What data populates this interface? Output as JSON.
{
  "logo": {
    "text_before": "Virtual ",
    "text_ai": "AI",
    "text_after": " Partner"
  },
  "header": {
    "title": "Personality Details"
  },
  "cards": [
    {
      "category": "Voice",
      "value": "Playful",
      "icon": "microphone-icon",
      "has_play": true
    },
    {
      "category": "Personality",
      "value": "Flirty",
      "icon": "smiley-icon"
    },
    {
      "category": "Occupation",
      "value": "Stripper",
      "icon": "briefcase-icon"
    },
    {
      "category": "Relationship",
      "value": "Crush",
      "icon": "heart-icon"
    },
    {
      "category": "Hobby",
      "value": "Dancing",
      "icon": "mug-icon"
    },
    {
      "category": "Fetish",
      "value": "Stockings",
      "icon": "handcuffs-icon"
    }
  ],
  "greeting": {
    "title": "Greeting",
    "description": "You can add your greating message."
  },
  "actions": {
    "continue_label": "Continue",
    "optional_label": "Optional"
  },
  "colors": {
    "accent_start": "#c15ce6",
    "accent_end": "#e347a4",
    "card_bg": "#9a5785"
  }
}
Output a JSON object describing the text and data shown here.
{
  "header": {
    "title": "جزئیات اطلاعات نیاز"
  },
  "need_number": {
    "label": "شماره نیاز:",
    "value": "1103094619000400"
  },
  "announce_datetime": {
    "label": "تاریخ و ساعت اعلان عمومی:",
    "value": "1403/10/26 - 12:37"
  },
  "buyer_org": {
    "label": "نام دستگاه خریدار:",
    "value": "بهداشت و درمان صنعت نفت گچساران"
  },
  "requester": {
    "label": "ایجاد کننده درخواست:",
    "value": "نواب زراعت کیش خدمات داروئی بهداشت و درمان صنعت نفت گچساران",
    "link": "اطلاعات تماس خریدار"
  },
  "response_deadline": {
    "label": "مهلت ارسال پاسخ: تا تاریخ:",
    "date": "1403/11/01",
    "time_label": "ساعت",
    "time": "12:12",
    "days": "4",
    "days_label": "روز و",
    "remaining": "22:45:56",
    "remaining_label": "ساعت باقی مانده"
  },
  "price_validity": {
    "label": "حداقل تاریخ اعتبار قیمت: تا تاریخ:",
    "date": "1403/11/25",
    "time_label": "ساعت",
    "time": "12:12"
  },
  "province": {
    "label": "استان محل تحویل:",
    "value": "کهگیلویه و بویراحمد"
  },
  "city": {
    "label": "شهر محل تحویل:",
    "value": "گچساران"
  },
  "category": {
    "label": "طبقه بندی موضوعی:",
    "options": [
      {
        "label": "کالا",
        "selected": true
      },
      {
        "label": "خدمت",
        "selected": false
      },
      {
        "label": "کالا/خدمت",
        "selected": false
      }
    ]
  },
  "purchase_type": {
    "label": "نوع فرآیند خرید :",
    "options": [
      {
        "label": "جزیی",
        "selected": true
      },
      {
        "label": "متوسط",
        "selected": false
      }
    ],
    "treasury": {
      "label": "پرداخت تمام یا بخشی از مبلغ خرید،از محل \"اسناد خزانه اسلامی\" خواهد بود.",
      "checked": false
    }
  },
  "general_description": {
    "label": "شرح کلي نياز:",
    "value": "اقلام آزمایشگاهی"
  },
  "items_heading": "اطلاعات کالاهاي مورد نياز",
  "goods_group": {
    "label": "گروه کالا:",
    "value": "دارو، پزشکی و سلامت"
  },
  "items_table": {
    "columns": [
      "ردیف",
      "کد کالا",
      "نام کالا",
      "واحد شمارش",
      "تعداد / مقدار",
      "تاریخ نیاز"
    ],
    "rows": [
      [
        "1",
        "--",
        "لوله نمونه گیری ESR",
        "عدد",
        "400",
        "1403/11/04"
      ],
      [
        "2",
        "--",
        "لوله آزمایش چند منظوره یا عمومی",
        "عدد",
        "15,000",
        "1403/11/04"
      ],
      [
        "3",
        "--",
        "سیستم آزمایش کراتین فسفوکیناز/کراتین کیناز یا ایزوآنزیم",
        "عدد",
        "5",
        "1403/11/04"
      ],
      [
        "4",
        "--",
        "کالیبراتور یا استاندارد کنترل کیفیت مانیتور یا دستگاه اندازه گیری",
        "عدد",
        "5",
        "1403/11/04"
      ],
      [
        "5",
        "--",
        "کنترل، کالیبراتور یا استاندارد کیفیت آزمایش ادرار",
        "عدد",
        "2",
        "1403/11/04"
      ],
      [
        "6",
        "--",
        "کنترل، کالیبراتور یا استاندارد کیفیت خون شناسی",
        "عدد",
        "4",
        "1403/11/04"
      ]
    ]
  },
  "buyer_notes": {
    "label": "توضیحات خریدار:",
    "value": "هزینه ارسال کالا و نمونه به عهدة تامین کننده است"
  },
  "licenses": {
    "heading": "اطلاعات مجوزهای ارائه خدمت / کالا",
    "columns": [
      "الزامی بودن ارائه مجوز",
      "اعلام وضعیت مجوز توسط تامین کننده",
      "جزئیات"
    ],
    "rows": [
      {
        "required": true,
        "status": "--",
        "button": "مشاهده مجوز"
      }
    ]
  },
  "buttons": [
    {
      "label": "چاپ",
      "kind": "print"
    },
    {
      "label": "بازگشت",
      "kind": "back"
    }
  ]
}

++++++++++++++++++++

→ **DESCRIPTION OF THE TASK**: Word for word, quote all of the data above.

→ **TASK RESULT**:
What data populates this interface? Output as JSON.
{
  "logo": {
    "text_before": "Virtual ",
    "text_ai": "AI",
    "text_after": " Partner"
  },
  "header": {
    "title": "Personality Details"
  },
  "cards": [
    {
      "category": "Voice",
      "value": "Playful",
      "icon": "microphone-icon",
      "has_play": true
    },
    {
      "category": "Personality",
      "value": "Flirty",
      "icon": "smiley-icon"
    },
    {
      "category": "Occupation",
      "value": "Stripper",
      "icon": "briefcase-icon"
    },
    {
      "category": "Relationship",
      "value": "Crush",
      "icon": "heart-icon"
    },
    {
      "category": "Hobby",
      "value": "Dancing",
      "icon": "mug-icon"
    },
    {
      "category": "Fetish",
      "value": "Stockings",
      "icon": "handcuffs-icon"
    }
  ],
  "greeting": {
    "title": "Greeting",
    "description": "You can add your greating message."
  },
  "actions": {
    "continue_label": "Continue",
    "optional_label": "Optional"
  },
  "colors": {
    "accent_start": "#c15ce6",
    "accent_end": "#e347a4",
    "card_bg": "#9a5785"
  }
}
Output a JSON object describing the text and data shown here.
{
  "header": {
    "title": "جزئیات اطلاعات نیاز"
  },
  "need_number": {
    "label": "شماره نیاز:",
    "value": "1103094619000400"
  },
  "announce_datetime": {
    "label": "تاریخ و ساعت اعلان عمومی:",
    "value": "1403/10/26 - 12:37"
  },
  "buyer_org": {
    "label": "نام دستگاه خریدار:",
    "value": "بهداشت و درمان صنعت نفت گچساران"
  },
  "requester": {
    "label": "ایجاد کننده درخواست:",
    "value": "نواب زراعت کیش خدمات داروئی بهداشت و درمان صنعت نفت گچساران",
    "link": "اطلاعات تماس خریدار"
  },
  "response_deadline": {
    "label": "مهلت ارسال پاسخ: تا تاریخ:",
    "date": "1403/11/01",
    "time_label": "ساعت",
    "time": "12:12",
    "days": "4",
    "days_label": "روز و",
    "remaining": "22:45:56",
    "remaining_label": "ساعت باقی مانده"
  },
  "price_validity": {
    "label": "حداقل تاریخ اعتبار قیمت: تا تاریخ:",
    "date": "1403/11/25",
    "time_label": "ساعت",
    "time": "12:12"
  },
  "province": {
    "label": "استان محل تحویل:",
    "value": "کهگیلویه و بویراحمد"
  },
  "city": {
    "label": "شهر محل تحویل:",
    "value": "گچساران"
  },
  "category": {
    "label": "طبقه بندی موضوعی:",
    "options": [
      {
        "label": "کالا",
        "selected": true
      },
      {
        "label": "خدمت",
        "selected": false
      },
      {
        "label": "کالا/خدمت",
        "selected": false
      }
    ]
  },
  "purchase_type": {
    "label": "نوع فرآیند خرید :",
    "options": [
      {
        "label": "جزیی",
        "selected": true
      },
      {
        "label": "متوسط",
        "selected": false
      }
    ],
    "treasury": {
      "label": "پرداخت تمام یا بخشی از مبلغ خرید،از محل \"اسناد خزانه اسلامی\" خواهد بود.",
      "checked": false
    }
  },
  "general_description": {
    "label": "شرح کلي نياز:",
    "value": "اقلام آزمایشگاهی"
  },
  "items_heading": "اطلاعات کالاهاي مورد نياز",
  "goods_group": {
    "label": "گروه کالا:",
    "value": "دارو، پزشکی و سلامت"
  },
  "items_table": {
    "columns": [
      "ردیف",
      "کد کالا",
      "نام کالا",
      "واحد شمارش",
      "تعداد / مقدار",
      "تاریخ نیاز"
    ],
    "rows": [
      [
        "1",
        "--",
        "لوله نمونه گیری ESR",
        "عدد",
        "400",
        "1403/11/04"
      ],
      [
        "2",
        "--",
        "لوله آزمایش چند منظوره یا عمومی",
        "عدد",
        "15,000",
        "1403/11/04"
      ],
      [
        "3",
        "--",
        "سیستم آزمایش کراتین فسفوکیناز/کراتین کیناز یا ایزوآنزیم",
        "عدد",
        "5",
        "1403/11/04"
      ],
      [
        "4",
        "--",
        "کالیبراتور یا استاندارد کنترل کیفیت مانیتور یا دستگاه اندازه گیری",
        "عدد",
        "5",
        "1403/11/04"
      ],
      [
        "5",
        "--",
        "کنترل، کالیبراتور یا استاندارد کیفیت آزمایش ادرار",
        "عدد",
        "2",
        "1403/11/04"
      ],
      [
        "6",
        "--",
        "کنترل، کالیبراتور یا استاندارد کیفیت خون شناسی",
        "عدد",
        "4",
        "1403/11/04"
      ]
    ]
  },
  "buyer_notes": {
    "label": "توضیحات خریدار:",
    "value": "هزینه ارسال کالا و نمونه به عهدة تامین کننده است"
  },
  "licenses": {
    "heading": "اطلاعات مجوزهای ارائه خدمت / کالا",
    "columns": [
      "الزامی بودن ارائه مجوز",
      "اعلام وضعیت مجوز توسط تامین کننده",
      "جزئیات"
    ],
    "rows": [
      {
        "required": true,
        "status": "--",
        "button": "مشاهده مجوز"
      }
    ]
  },
  "buttons": [
    {
      "label": "چاپ",
      "kind": "print"
    },
    {
      "label": "بازگشت",
      "kind": "back"
    }
  ]
}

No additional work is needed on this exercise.